Stated exercise
Which lines have the string "JSON"? Copy all of them from the entries below.

Dataset entries on figures

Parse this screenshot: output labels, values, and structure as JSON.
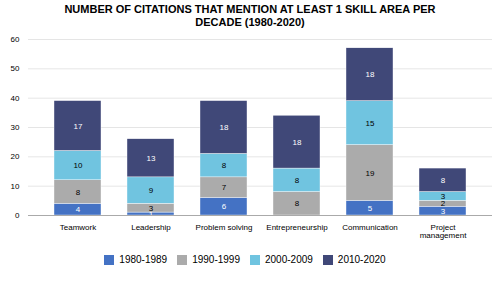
{
  "chart_data": {
    "type": "bar",
    "stacked": true,
    "title": "NUMBER OF CITATIONS THAT MENTION AT LEAST 1 SKILL AREA PER\nDECADE (1980-2020)",
    "categories": [
      "Teamwork",
      "Leadership",
      "Problem solving",
      "Entrepreneurship",
      "Communication",
      "Project\nmanagement"
    ],
    "series": [
      {
        "name": "1980-1989",
        "color": "#4472C4",
        "values": [
          4,
          1,
          6,
          0,
          5,
          3
        ]
      },
      {
        "name": "1990-1999",
        "color": "#ABABAB",
        "values": [
          8,
          3,
          7,
          8,
          19,
          2
        ]
      },
      {
        "name": "2000-2009",
        "color": "#70C4E0",
        "values": [
          10,
          9,
          8,
          8,
          15,
          3
        ]
      },
      {
        "name": "2010-2020",
        "color": "#404878",
        "values": [
          17,
          13,
          18,
          18,
          18,
          8
        ]
      }
    ],
    "ylim": [
      0,
      60
    ],
    "yticks": [
      0,
      10,
      20,
      30,
      40,
      50,
      60
    ],
    "grid": true,
    "data_labels": true,
    "legend": "bottom"
  }
}
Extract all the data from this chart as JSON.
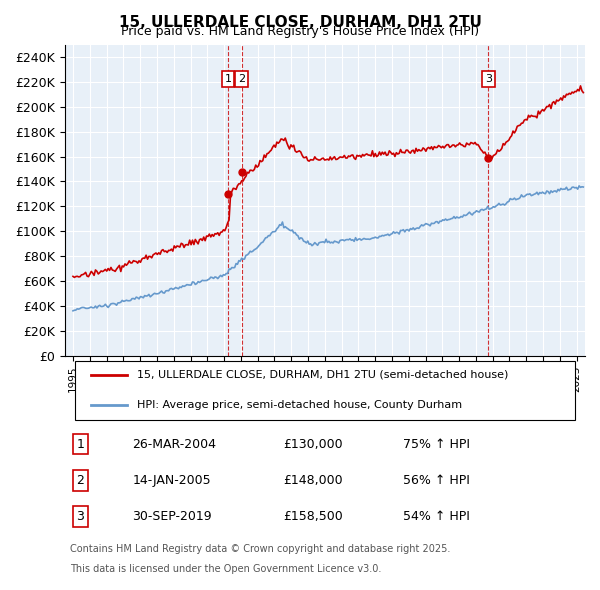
{
  "title": "15, ULLERDALE CLOSE, DURHAM, DH1 2TU",
  "subtitle": "Price paid vs. HM Land Registry's House Price Index (HPI)",
  "legend_label_red": "15, ULLERDALE CLOSE, DURHAM, DH1 2TU (semi-detached house)",
  "legend_label_blue": "HPI: Average price, semi-detached house, County Durham",
  "transactions": [
    {
      "num": 1,
      "date_label": "26-MAR-2004",
      "price": 130000,
      "pct": "75%",
      "dir": "↑",
      "x_year": 2004.23
    },
    {
      "num": 2,
      "date_label": "14-JAN-2005",
      "price": 148000,
      "pct": "56%",
      "dir": "↑",
      "x_year": 2005.04
    },
    {
      "num": 3,
      "date_label": "30-SEP-2019",
      "price": 158500,
      "pct": "54%",
      "dir": "↑",
      "x_year": 2019.75
    }
  ],
  "footnote1": "Contains HM Land Registry data © Crown copyright and database right 2025.",
  "footnote2": "This data is licensed under the Open Government Licence v3.0.",
  "ylim": [
    0,
    250000
  ],
  "yticks": [
    0,
    20000,
    40000,
    60000,
    80000,
    100000,
    120000,
    140000,
    160000,
    180000,
    200000,
    220000,
    240000
  ],
  "ytick_labels": [
    "£0",
    "£20K",
    "£40K",
    "£60K",
    "£80K",
    "£100K",
    "£120K",
    "£140K",
    "£160K",
    "£180K",
    "£200K",
    "£220K",
    "£240K"
  ],
  "xlim_start": 1994.5,
  "xlim_end": 2025.5,
  "background_color": "#e8f0f8",
  "plot_bg_color": "#e8f0f8",
  "red_color": "#cc0000",
  "blue_color": "#6699cc",
  "vline_color": "#cc0000",
  "grid_color": "#ffffff"
}
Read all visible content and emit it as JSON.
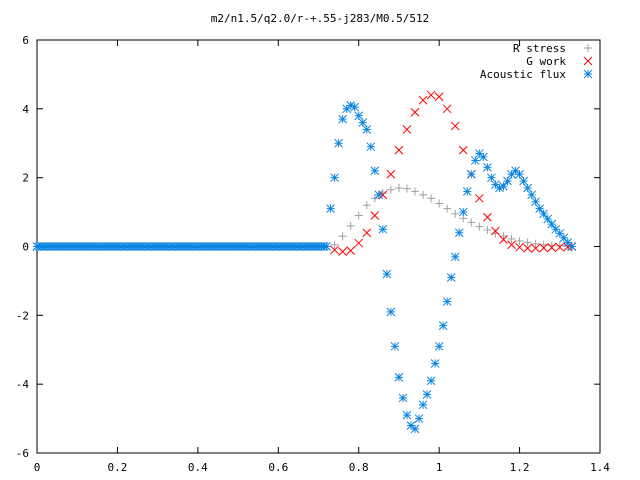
{
  "chart_data": {
    "type": "scatter",
    "title": "m2/n1.5/q2.0/r-+.55-j283/M0.5/512",
    "xlabel": "",
    "ylabel": "",
    "xlim": [
      0,
      1.4
    ],
    "ylim": [
      -6,
      6
    ],
    "xticks": [
      "0",
      "0.2",
      "0.4",
      "0.6",
      "0.8",
      "1",
      "1.2",
      "1.4"
    ],
    "yticks": [
      "-6",
      "-4",
      "-2",
      "0",
      "2",
      "4",
      "6"
    ],
    "grid": false,
    "legend": "top-right",
    "series": [
      {
        "name": "R stress",
        "marker": "+",
        "color": "#a0a0a0",
        "x": [
          0.74,
          0.76,
          0.78,
          0.8,
          0.82,
          0.84,
          0.86,
          0.88,
          0.9,
          0.92,
          0.94,
          0.96,
          0.98,
          1.0,
          1.02,
          1.04,
          1.06,
          1.08,
          1.1,
          1.12,
          1.14,
          1.16,
          1.18,
          1.2,
          1.22,
          1.24,
          1.26,
          1.28,
          1.3,
          1.32,
          1.33
        ],
        "y": [
          0.05,
          0.3,
          0.6,
          0.9,
          1.2,
          1.4,
          1.55,
          1.65,
          1.7,
          1.68,
          1.6,
          1.5,
          1.4,
          1.25,
          1.1,
          0.95,
          0.82,
          0.7,
          0.58,
          0.48,
          0.38,
          0.3,
          0.22,
          0.16,
          0.12,
          0.08,
          0.05,
          0.03,
          0.02,
          0.01,
          0.0
        ]
      },
      {
        "name": "G work",
        "marker": "x",
        "color": "#ff0000",
        "x": [
          0.74,
          0.76,
          0.78,
          0.8,
          0.82,
          0.84,
          0.86,
          0.88,
          0.9,
          0.92,
          0.94,
          0.96,
          0.98,
          1.0,
          1.02,
          1.04,
          1.06,
          1.08,
          1.1,
          1.12,
          1.14,
          1.16,
          1.18,
          1.2,
          1.22,
          1.24,
          1.26,
          1.28,
          1.3,
          1.32,
          1.33
        ],
        "y": [
          -0.1,
          -0.15,
          -0.12,
          0.1,
          0.4,
          0.9,
          1.5,
          2.1,
          2.8,
          3.4,
          3.9,
          4.25,
          4.4,
          4.35,
          4.0,
          3.5,
          2.8,
          2.1,
          1.4,
          0.85,
          0.45,
          0.2,
          0.05,
          -0.02,
          -0.05,
          -0.05,
          -0.04,
          -0.03,
          -0.02,
          -0.01,
          0.0
        ]
      },
      {
        "name": "Acoustic flux",
        "marker": "*",
        "color": "#0a84e0",
        "x": [
          0.0,
          0.72,
          0.73,
          0.74,
          0.75,
          0.76,
          0.77,
          0.78,
          0.79,
          0.8,
          0.81,
          0.82,
          0.83,
          0.84,
          0.85,
          0.86,
          0.87,
          0.88,
          0.89,
          0.9,
          0.91,
          0.92,
          0.93,
          0.94,
          0.95,
          0.96,
          0.97,
          0.98,
          0.99,
          1.0,
          1.01,
          1.02,
          1.03,
          1.04,
          1.05,
          1.06,
          1.07,
          1.08,
          1.09,
          1.1,
          1.11,
          1.12,
          1.13,
          1.14,
          1.15,
          1.16,
          1.17,
          1.18,
          1.19,
          1.2,
          1.21,
          1.22,
          1.23,
          1.24,
          1.25,
          1.26,
          1.27,
          1.28,
          1.29,
          1.3,
          1.31,
          1.32,
          1.33
        ],
        "y": [
          0.0,
          0.0,
          1.1,
          2.0,
          3.0,
          3.7,
          4.0,
          4.1,
          4.05,
          3.8,
          3.6,
          3.4,
          2.9,
          2.2,
          1.5,
          0.5,
          -0.8,
          -1.9,
          -2.9,
          -3.8,
          -4.4,
          -4.9,
          -5.2,
          -5.3,
          -5.0,
          -4.6,
          -4.3,
          -3.9,
          -3.4,
          -2.9,
          -2.3,
          -1.6,
          -0.9,
          -0.3,
          0.4,
          1.0,
          1.6,
          2.1,
          2.5,
          2.7,
          2.6,
          2.3,
          2.0,
          1.8,
          1.7,
          1.75,
          1.9,
          2.1,
          2.2,
          2.1,
          1.9,
          1.7,
          1.5,
          1.3,
          1.1,
          0.95,
          0.8,
          0.65,
          0.5,
          0.38,
          0.25,
          0.12,
          0.0
        ]
      }
    ]
  }
}
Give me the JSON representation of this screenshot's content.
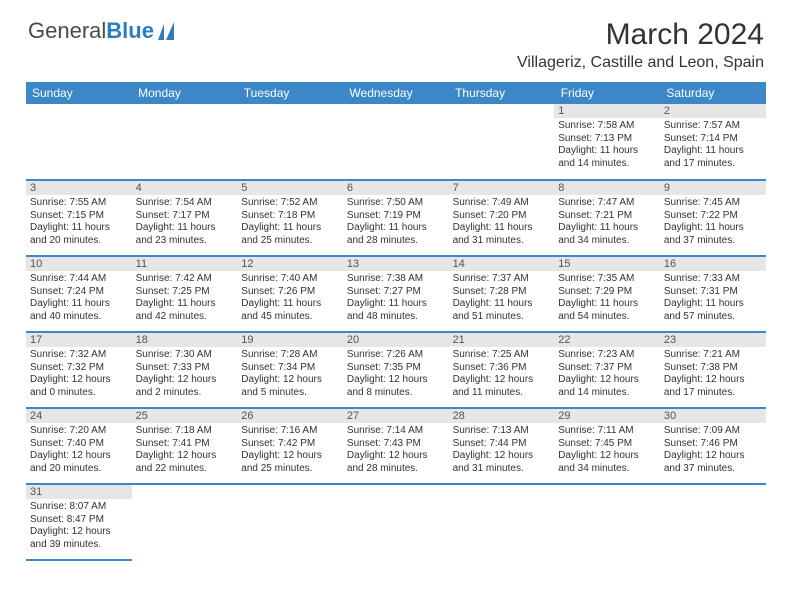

Output of the task
Parse this screenshot: output labels, values, and structure as JSON.
Extract all the data from this chart as JSON.
Read all visible content and emit it as JSON.
Give me the JSON representation of this screenshot's content.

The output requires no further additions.